Instructions to follow. Copy out all of the data below with no alterations.

(Saved data entries)
====

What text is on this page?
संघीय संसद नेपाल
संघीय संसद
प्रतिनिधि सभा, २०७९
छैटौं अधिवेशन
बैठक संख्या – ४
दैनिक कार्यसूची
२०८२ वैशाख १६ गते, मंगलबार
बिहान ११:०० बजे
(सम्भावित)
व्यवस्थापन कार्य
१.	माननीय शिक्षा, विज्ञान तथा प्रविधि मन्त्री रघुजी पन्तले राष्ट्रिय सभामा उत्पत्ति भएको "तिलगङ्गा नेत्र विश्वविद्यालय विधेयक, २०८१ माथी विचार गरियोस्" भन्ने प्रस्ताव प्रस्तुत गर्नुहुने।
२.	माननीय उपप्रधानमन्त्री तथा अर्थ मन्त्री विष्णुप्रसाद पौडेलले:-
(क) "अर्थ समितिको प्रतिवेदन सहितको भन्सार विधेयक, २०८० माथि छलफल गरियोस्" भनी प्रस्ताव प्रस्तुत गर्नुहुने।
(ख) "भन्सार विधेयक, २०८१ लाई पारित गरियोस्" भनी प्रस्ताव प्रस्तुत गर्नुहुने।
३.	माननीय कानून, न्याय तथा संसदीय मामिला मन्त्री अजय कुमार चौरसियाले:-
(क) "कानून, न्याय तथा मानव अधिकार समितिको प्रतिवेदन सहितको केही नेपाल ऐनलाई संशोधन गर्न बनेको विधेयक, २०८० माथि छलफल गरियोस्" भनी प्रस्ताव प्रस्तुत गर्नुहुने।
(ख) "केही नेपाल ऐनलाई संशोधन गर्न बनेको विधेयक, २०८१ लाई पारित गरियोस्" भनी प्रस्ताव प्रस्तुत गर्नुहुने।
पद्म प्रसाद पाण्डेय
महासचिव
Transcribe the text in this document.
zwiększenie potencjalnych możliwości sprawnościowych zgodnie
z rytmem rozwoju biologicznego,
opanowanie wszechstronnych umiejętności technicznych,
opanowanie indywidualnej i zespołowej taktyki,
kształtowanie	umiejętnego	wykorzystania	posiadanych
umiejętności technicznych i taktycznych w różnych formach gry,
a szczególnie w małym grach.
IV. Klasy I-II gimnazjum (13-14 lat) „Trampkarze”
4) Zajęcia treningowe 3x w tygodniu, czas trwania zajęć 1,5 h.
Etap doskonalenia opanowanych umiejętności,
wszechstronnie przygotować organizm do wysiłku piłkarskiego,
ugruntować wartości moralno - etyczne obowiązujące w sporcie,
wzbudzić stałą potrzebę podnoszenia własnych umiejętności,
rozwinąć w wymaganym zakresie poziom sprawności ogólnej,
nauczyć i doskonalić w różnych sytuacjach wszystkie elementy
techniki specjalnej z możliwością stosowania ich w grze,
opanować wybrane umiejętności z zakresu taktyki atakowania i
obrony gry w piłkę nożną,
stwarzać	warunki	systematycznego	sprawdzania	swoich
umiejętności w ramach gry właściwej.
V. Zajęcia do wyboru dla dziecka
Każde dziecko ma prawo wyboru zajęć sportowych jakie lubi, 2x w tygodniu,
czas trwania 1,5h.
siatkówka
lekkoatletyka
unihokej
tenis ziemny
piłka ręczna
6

====

Output.
What text is on this page?
संघीय संसद नेपाल
संघीय संसद
प्रतिनिधि सभा, २०७९
छैटौं अधिवेशन
बैठक संख्या – ४
दैनिक कार्यसूची
२०८२ वैशाख १६ गते, मंगलबार
बिहान ११:०० बजे
(सम्भावित)
व्यवस्थापन कार्य
१.	माननीय शिक्षा, विज्ञान तथा प्रविधि मन्त्री रघुजी पन्तले राष्ट्रिय सभामा उत्पत्ति भएको "तिलगङ्गा नेत्र विश्वविद्यालय विधेयक, २०८१ माथी विचार गरियोस्" भन्ने प्रस्ताव प्रस्तुत गर्नुहुने।
२.	माननीय उपप्रधानमन्त्री तथा अर्थ मन्त्री विष्णुप्रसाद पौडेलले:-
(क) "अर्थ समितिको प्रतिवेदन सहितको भन्सार विधेयक, २०८० माथि छलफल गरियोस्" भनी प्रस्ताव प्रस्तुत गर्नुहुने।
(ख) "भन्सार विधेयक, २०८१ लाई पारित गरियोस्" भनी प्रस्ताव प्रस्तुत गर्नुहुने।
३.	माननीय कानून, न्याय तथा संसदीय मामिला मन्त्री अजय कुमार चौरसियाले:-
(क) "कानून, न्याय तथा मानव अधिकार समितिको प्रतिवेदन सहितको केही नेपाल ऐनलाई संशोधन गर्न बनेको विधेयक, २०८० माथि छलफल गरियोस्" भनी प्रस्ताव प्रस्तुत गर्नुहुने।
(ख) "केही नेपाल ऐनलाई संशोधन गर्न बनेको विधेयक, २०८१ लाई पारित गरियोस्" भनी प्रस्ताव प्रस्तुत गर्नुहुने।
पद्म प्रसाद पाण्डेय
महासचिव
Transcribe the text in this document.
zwiększenie potencjalnych możliwości sprawnościowych zgodnie
z rytmem rozwoju biologicznego,
opanowanie wszechstronnych umiejętności technicznych,
opanowanie indywidualnej i zespołowej taktyki,
kształtowanie	umiejętnego	wykorzystania	posiadanych
umiejętności technicznych i taktycznych w różnych formach gry,
a szczególnie w małym grach.
IV. Klasy I-II gimnazjum (13-14 lat) „Trampkarze”
4) Zajęcia treningowe 3x w tygodniu, czas trwania zajęć 1,5 h.
Etap doskonalenia opanowanych umiejętności,
wszechstronnie przygotować organizm do wysiłku piłkarskiego,
ugruntować wartości moralno - etyczne obowiązujące w sporcie,
wzbudzić stałą potrzebę podnoszenia własnych umiejętności,
rozwinąć w wymaganym zakresie poziom sprawności ogólnej,
nauczyć i doskonalić w różnych sytuacjach wszystkie elementy
techniki specjalnej z możliwością stosowania ich w grze,
opanować wybrane umiejętności z zakresu taktyki atakowania i
obrony gry w piłkę nożną,
stwarzać	warunki	systematycznego	sprawdzania	swoich
umiejętności w ramach gry właściwej.
V. Zajęcia do wyboru dla dziecka
Każde dziecko ma prawo wyboru zajęć sportowych jakie lubi, 2x w tygodniu,
czas trwania 1,5h.
siatkówka
lekkoatletyka
unihokej
tenis ziemny
piłka ręczna
6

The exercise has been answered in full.